Instructions for the task:
From the listing below, extract each line containing the string "JSON".

**** Given records

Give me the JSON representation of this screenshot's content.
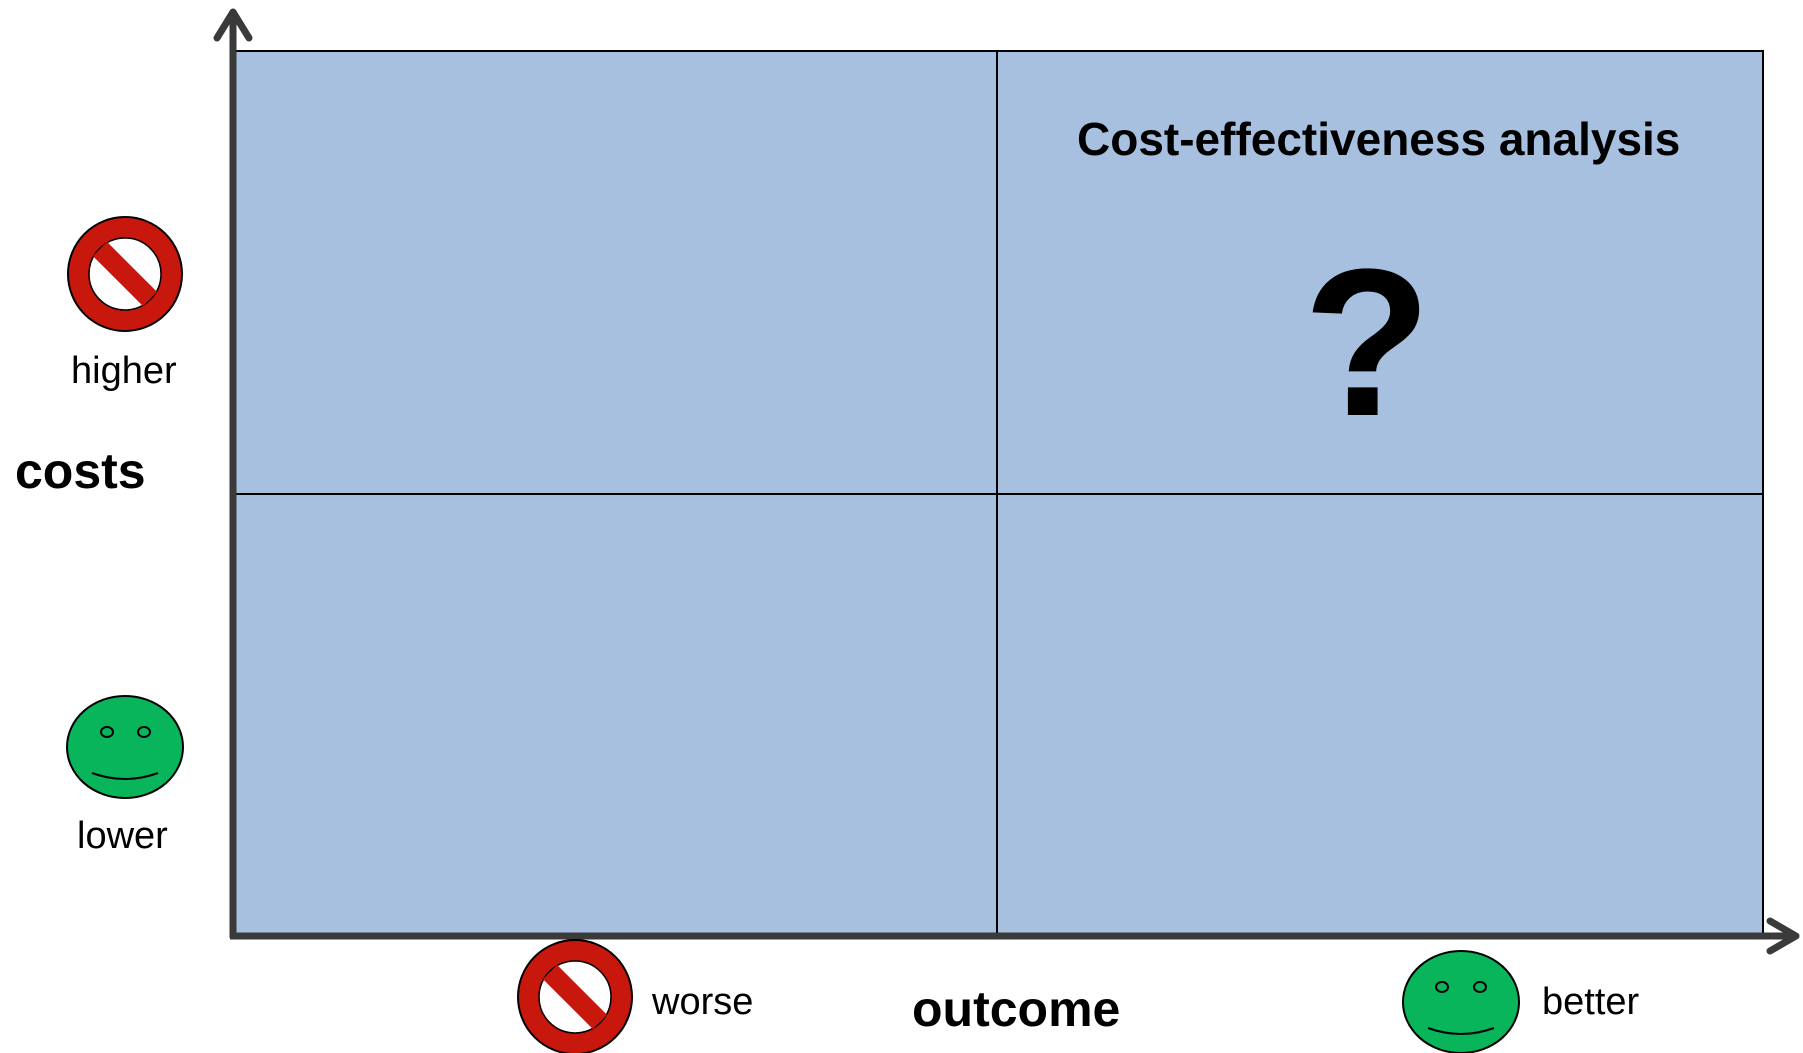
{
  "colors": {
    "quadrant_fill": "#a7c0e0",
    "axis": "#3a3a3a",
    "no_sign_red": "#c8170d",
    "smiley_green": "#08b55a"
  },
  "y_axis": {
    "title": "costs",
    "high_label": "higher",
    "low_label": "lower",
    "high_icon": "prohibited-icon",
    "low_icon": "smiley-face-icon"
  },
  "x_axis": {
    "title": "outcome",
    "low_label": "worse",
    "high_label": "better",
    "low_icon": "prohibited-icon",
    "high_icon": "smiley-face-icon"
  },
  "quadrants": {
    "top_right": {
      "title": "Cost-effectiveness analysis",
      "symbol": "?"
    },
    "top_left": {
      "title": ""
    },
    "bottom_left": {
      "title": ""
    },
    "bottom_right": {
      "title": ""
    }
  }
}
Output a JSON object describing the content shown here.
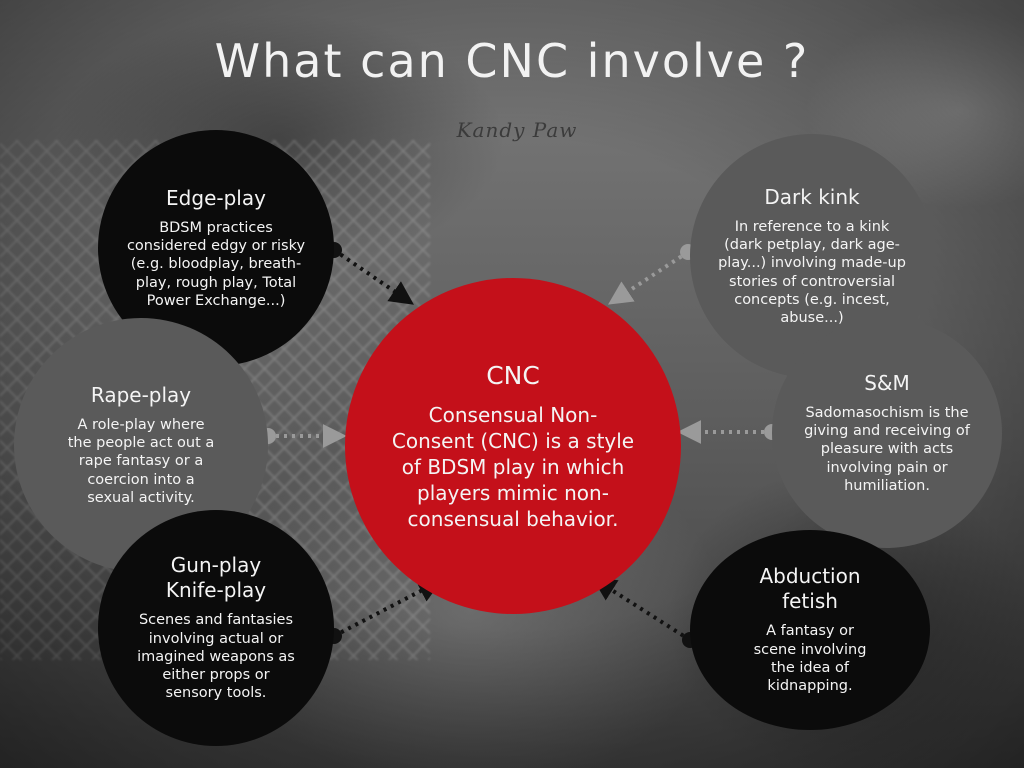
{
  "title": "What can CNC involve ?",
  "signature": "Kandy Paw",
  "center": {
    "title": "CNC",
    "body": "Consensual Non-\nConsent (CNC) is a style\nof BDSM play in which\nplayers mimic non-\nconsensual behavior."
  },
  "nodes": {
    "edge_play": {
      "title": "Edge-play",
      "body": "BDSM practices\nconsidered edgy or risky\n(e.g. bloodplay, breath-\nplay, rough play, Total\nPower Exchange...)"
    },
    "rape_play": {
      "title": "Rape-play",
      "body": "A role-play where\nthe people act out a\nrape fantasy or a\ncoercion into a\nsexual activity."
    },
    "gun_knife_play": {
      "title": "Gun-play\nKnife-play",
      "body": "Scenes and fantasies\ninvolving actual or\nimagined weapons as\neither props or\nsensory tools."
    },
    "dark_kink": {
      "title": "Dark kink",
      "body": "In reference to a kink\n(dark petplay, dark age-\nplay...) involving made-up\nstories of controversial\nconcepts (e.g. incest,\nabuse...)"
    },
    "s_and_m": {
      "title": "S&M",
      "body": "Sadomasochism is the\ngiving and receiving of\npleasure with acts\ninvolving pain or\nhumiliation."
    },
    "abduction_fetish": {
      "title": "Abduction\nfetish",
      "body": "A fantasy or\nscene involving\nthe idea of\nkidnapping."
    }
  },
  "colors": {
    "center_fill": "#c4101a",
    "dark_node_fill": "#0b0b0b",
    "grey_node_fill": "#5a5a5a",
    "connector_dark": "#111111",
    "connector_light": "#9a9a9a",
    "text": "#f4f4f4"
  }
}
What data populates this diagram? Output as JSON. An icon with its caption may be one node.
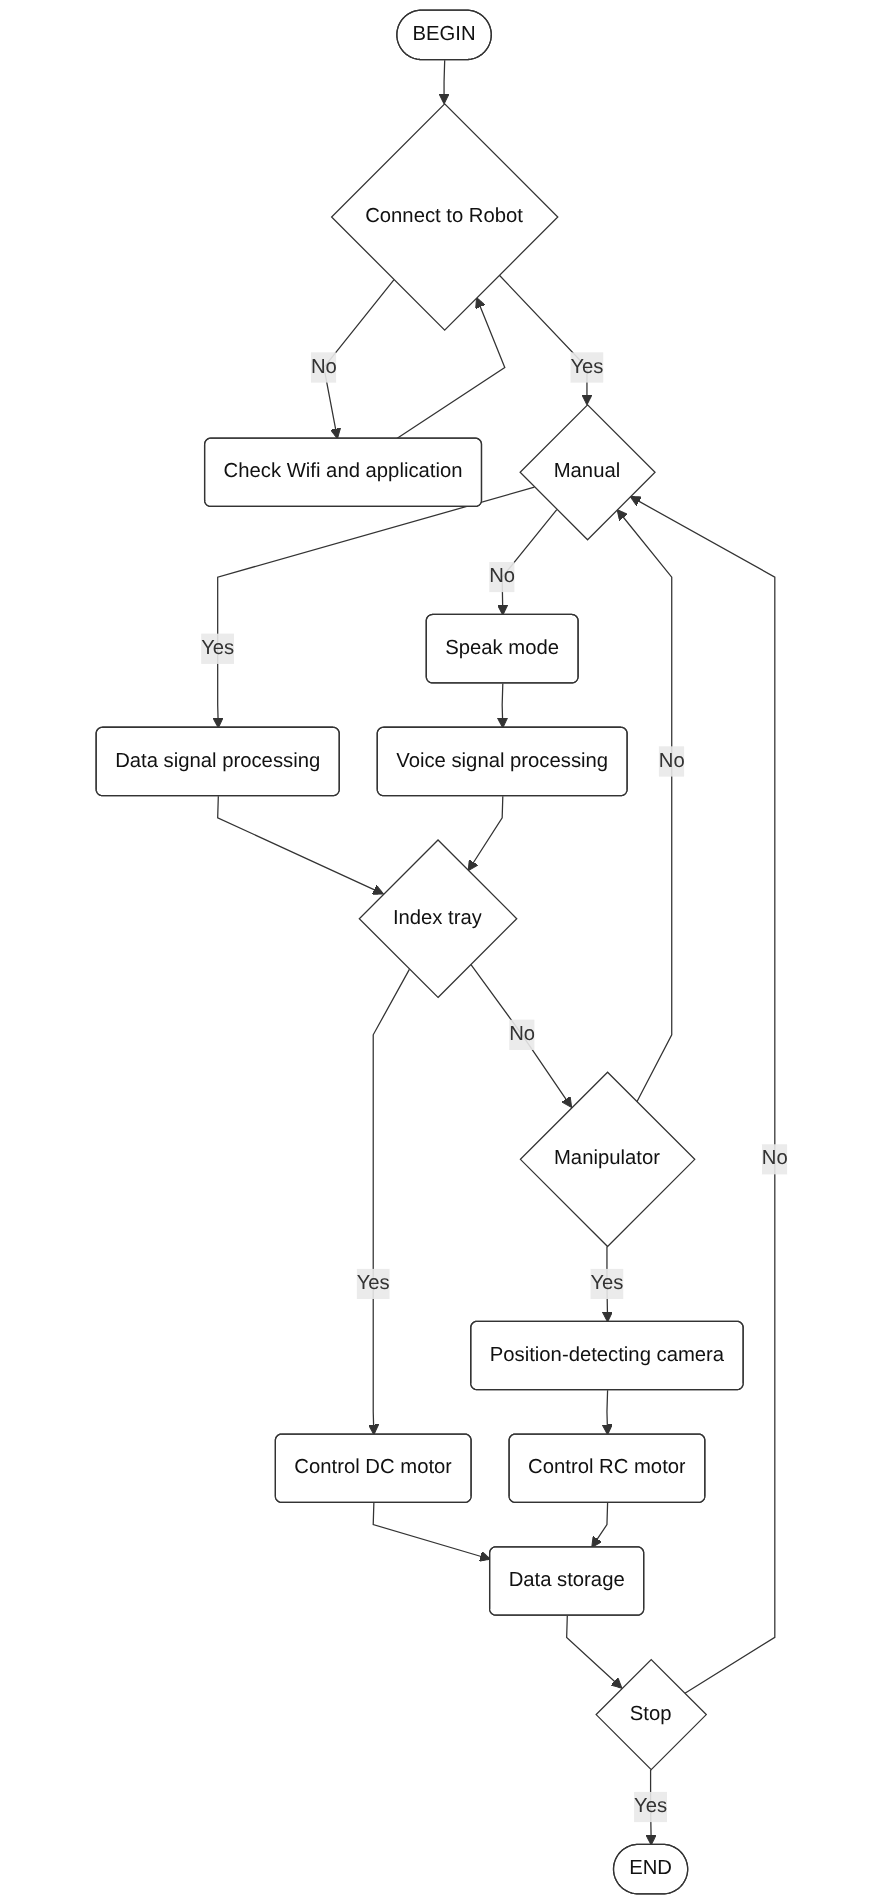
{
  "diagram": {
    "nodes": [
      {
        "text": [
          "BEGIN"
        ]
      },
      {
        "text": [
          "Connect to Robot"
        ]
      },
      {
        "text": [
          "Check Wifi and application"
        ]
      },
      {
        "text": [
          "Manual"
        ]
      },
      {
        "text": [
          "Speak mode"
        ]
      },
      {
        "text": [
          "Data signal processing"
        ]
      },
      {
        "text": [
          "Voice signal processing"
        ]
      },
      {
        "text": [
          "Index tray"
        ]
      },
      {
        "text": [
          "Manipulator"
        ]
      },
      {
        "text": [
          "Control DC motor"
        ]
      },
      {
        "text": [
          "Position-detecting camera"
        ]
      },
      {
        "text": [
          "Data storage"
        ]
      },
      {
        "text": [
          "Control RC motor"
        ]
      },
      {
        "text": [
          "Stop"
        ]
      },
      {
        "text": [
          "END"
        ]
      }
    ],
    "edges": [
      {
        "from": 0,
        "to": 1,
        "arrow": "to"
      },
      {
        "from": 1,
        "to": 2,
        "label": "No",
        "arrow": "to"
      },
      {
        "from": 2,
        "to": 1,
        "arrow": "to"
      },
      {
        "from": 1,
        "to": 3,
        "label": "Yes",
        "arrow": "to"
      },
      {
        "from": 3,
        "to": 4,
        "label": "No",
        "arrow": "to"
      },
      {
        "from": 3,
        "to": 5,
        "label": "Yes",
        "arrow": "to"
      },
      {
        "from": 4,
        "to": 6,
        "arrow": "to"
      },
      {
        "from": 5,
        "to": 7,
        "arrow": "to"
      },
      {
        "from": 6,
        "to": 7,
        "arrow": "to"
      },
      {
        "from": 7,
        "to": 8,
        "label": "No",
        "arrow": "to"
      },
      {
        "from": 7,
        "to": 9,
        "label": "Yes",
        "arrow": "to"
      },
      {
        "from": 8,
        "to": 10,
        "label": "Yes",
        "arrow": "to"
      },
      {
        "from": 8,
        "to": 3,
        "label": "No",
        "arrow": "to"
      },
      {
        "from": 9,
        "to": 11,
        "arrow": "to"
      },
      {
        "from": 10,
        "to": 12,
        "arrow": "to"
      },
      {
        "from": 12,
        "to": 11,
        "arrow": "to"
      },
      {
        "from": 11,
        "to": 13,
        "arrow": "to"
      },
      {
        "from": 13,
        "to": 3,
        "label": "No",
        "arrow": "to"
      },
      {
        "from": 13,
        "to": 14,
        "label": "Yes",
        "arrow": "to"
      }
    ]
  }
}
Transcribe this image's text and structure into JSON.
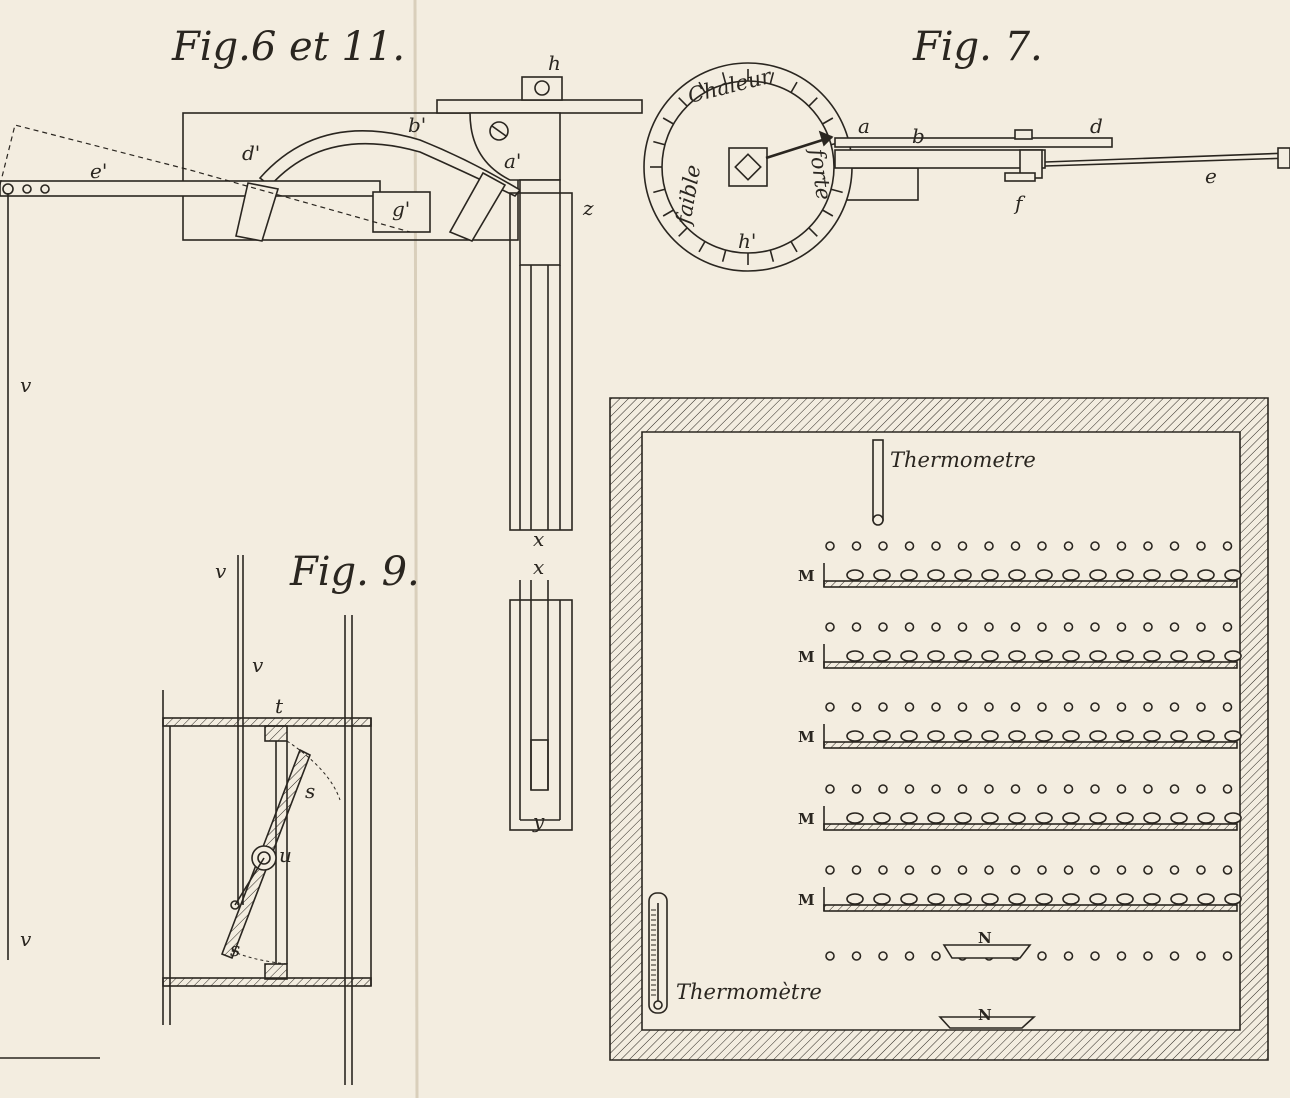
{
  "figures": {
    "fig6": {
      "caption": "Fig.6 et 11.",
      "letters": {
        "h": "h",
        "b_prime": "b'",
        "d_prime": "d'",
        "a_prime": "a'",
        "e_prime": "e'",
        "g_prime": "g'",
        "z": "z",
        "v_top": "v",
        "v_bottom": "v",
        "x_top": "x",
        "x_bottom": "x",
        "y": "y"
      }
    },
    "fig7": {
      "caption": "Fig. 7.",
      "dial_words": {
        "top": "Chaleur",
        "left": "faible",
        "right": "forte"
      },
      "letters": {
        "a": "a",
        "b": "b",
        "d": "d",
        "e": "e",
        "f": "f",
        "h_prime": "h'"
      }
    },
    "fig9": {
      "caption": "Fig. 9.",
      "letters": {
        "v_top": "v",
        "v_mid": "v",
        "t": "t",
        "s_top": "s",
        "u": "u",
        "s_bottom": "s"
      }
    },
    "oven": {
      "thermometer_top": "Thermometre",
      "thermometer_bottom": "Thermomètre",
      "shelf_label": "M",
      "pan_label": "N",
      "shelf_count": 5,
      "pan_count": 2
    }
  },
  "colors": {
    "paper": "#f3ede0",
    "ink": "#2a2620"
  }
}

********

Response:
Give me the JSON representation of this screenshot's content.
Output a JSON object describing the content shown here.
What data populates this diagram? Output as JSON. An icon with its caption may be one node.
Transcribe this image's text and structure into JSON.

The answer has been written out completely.